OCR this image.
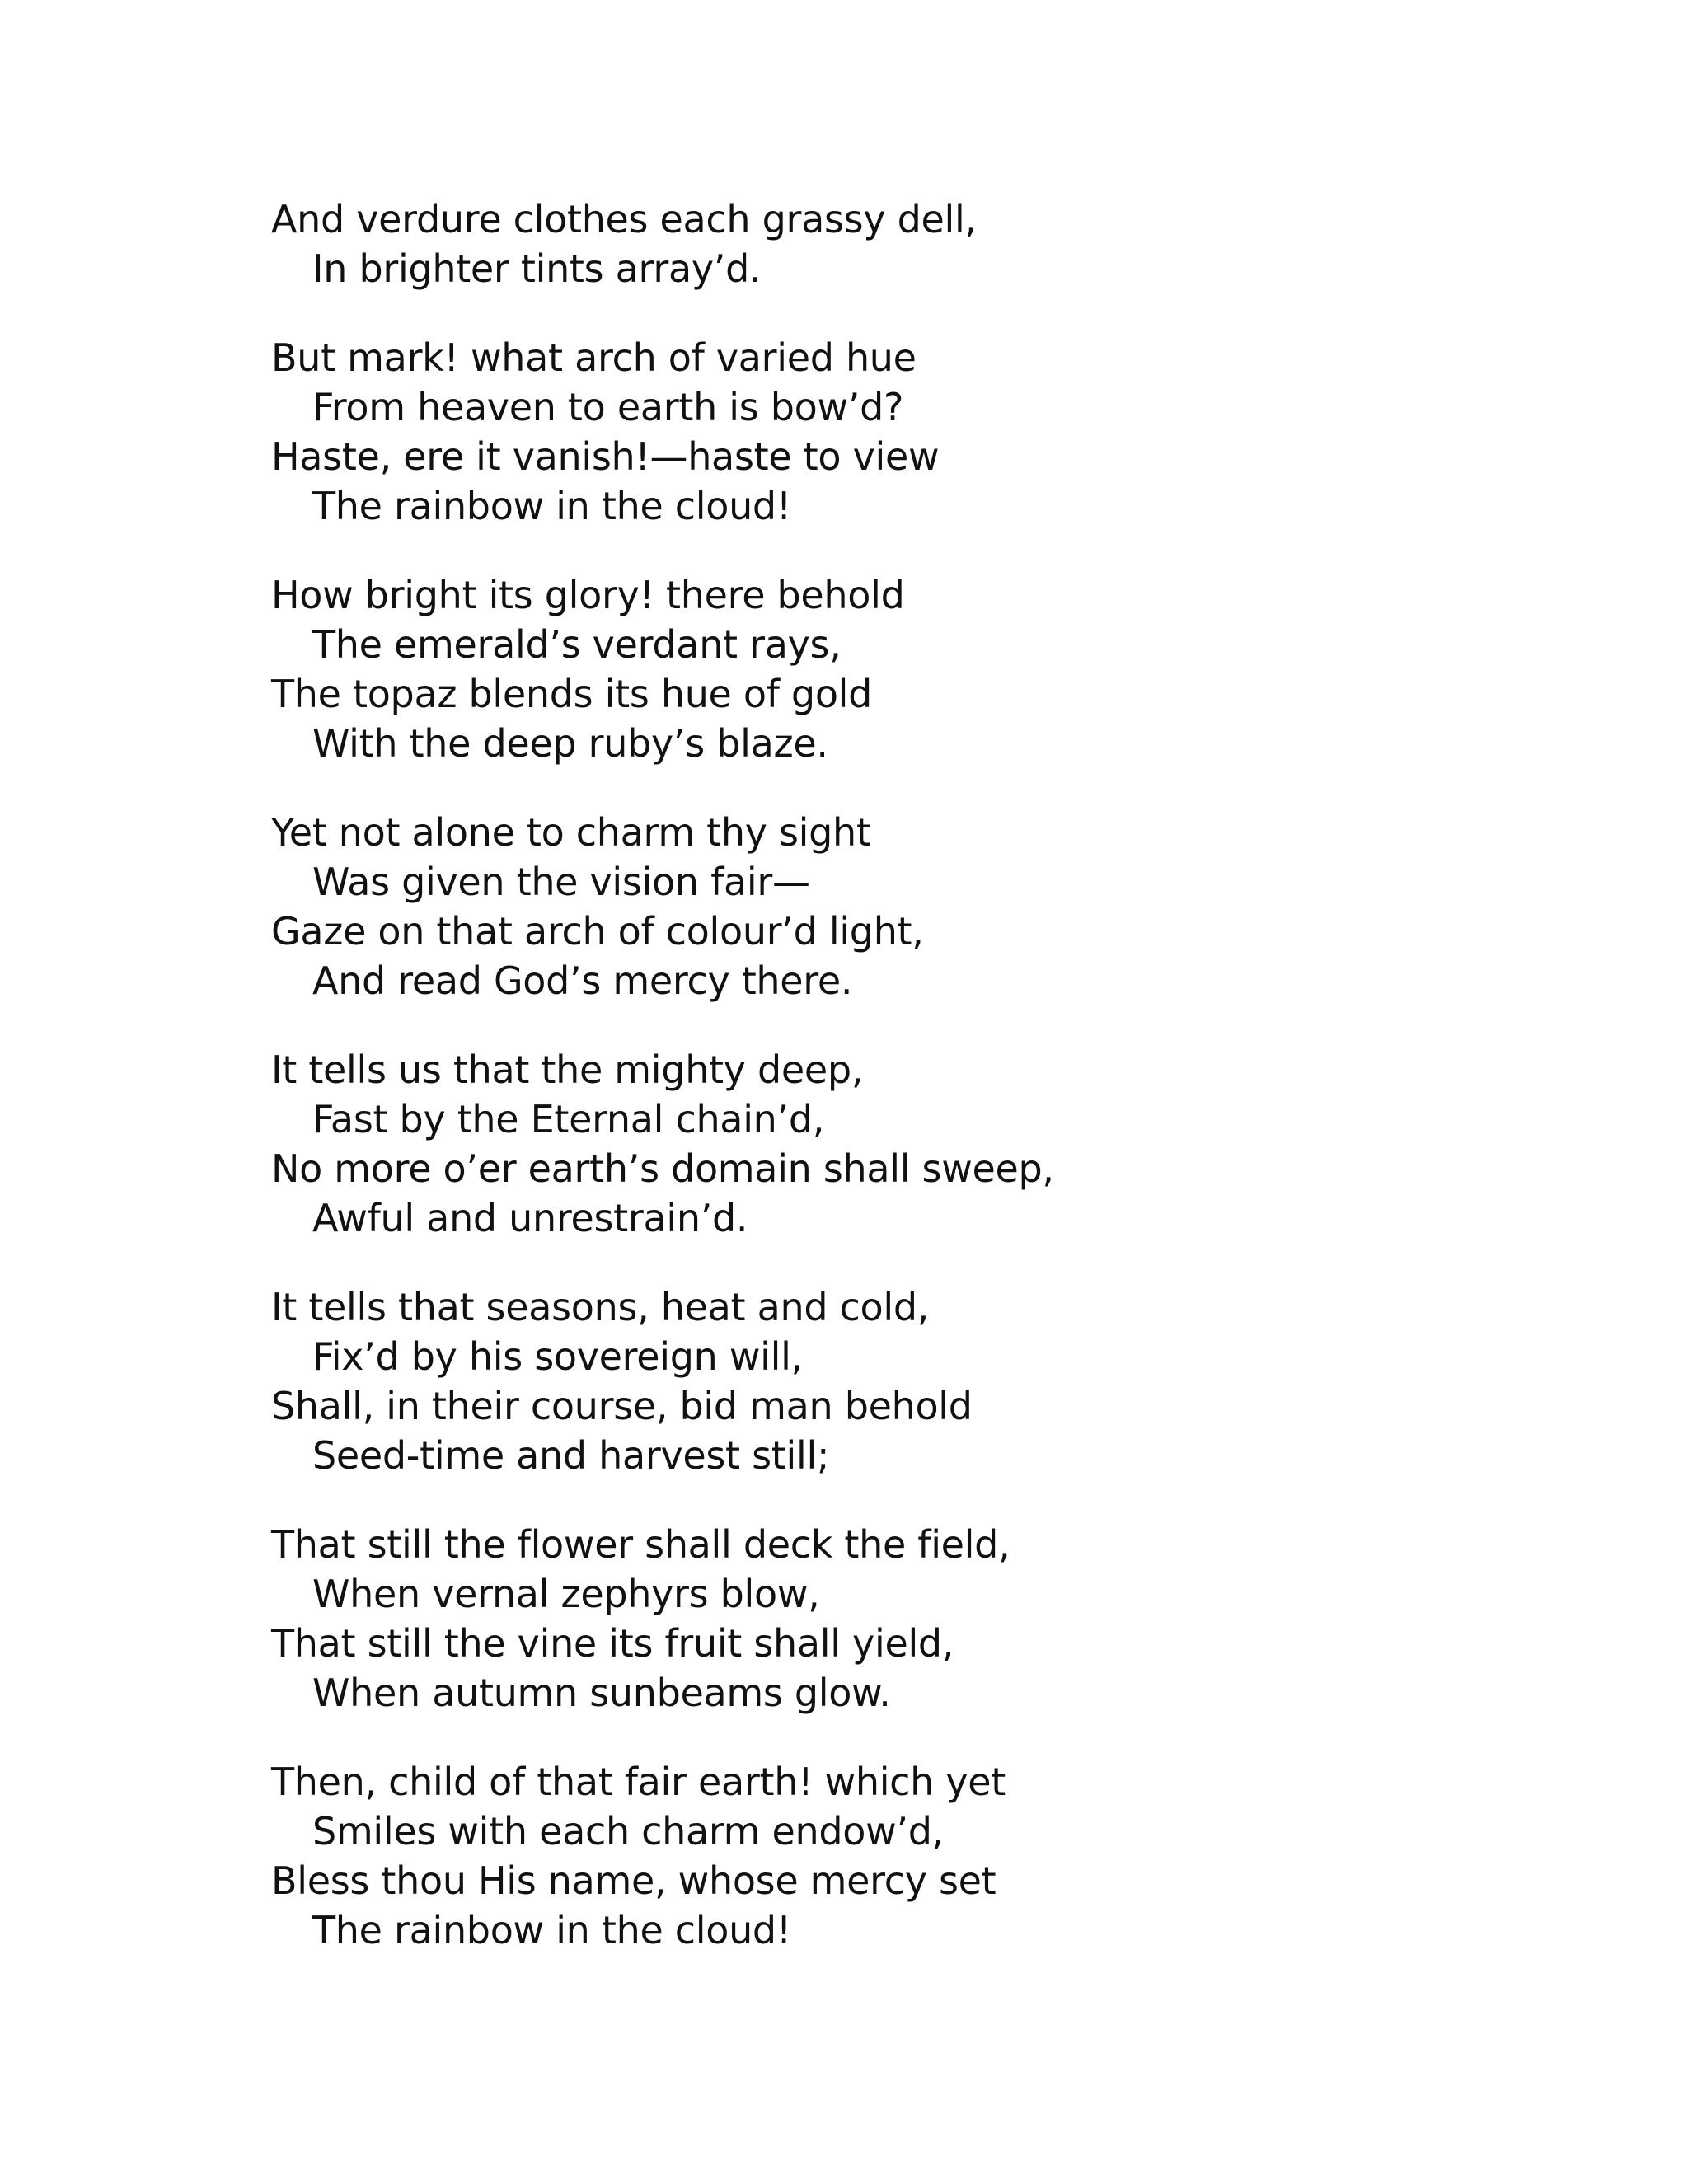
And verdure clothes each grassy dell,
In brighter tints array’d.
But mark! what arch of varied hue
From heaven to earth is bow’d?
Haste, ere it vanish!—haste to view
The rainbow in the cloud!
How bright its glory! there behold
The emerald’s verdant rays,
The topaz blends its hue of gold
With the deep ruby’s blaze.
Yet not alone to charm thy sight
Was given the vision fair—
Gaze on that arch of colour’d light,
And read God’s mercy there.
It tells us that the mighty deep,
Fast by the Eternal chain’d,
No more o’er earth’s domain shall sweep,
Awful and unrestrain’d.
It tells that seasons, heat and cold,
Fix’d by his sovereign will,
Shall, in their course, bid man behold
Seed-time and harvest still;
That still the flower shall deck the field,
When vernal zephyrs blow,
That still the vine its fruit shall yield,
When autumn sunbeams glow.
Then, child of that fair earth! which yet
Smiles with each charm endow’d,
Bless thou His name, whose mercy set
The rainbow in the cloud!
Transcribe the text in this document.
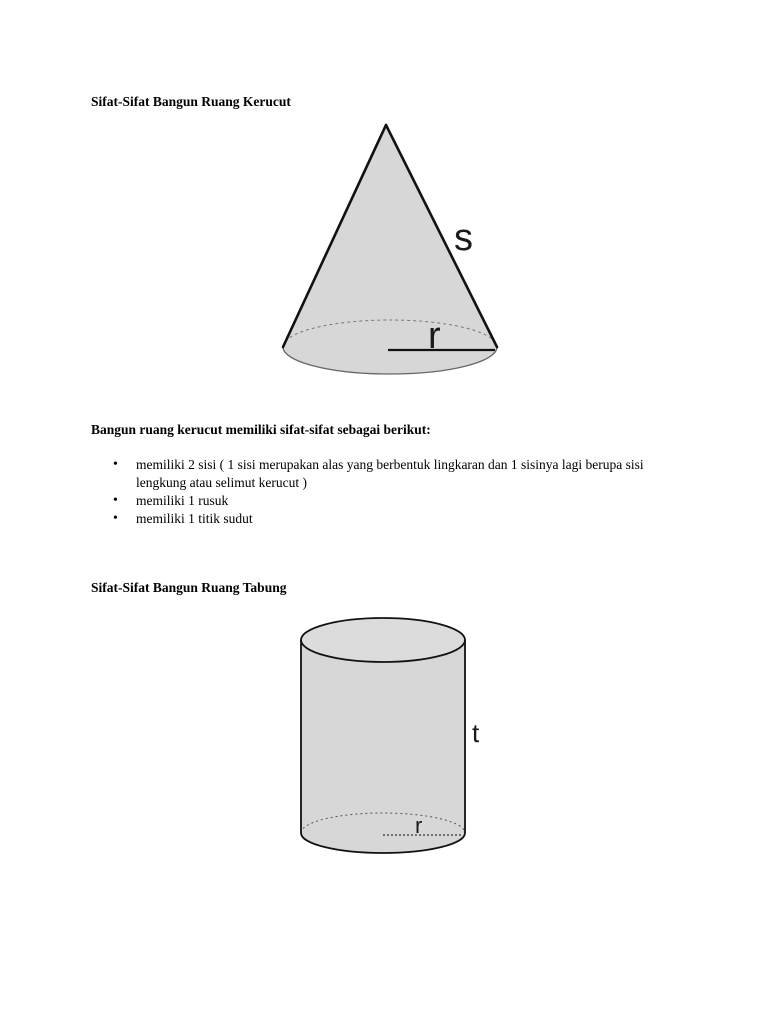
Sifat-Sifat Bangun Ruang Kerucut
s
r

Bangun ruang kerucut memiliki sifat-sifat sebagai berikut:

• memiliki 2 sisi ( 1 sisi merupakan alas yang berbentuk lingkaran dan 1 sisinya lagi berupa sisi lengkung atau selimut kerucut )
• memiliki 1 rusuk
• memiliki 1 titik sudut
Sifat-Sifat Bangun Ruang Tabung
t
r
◇ ◇ ◇ ◇ ◇ ◇ ◇
▸ **WHAT YOU ARE ASKED TO DO**
Omit the pictures and write out exactly the lines from the one containing "Transcribe the text in this document." through the last line of the material.

▸ **RESULT**
Transcribe the text in this document.
Sifat-Sifat Bangun Ruang Kerucut
s
r

Bangun ruang kerucut memiliki sifat-sifat sebagai berikut:

• memiliki 2 sisi ( 1 sisi merupakan alas yang berbentuk lingkaran dan 1 sisinya lagi berupa sisi lengkung atau selimut kerucut )
• memiliki 1 rusuk
• memiliki 1 titik sudut
Sifat-Sifat Bangun Ruang Tabung
t
r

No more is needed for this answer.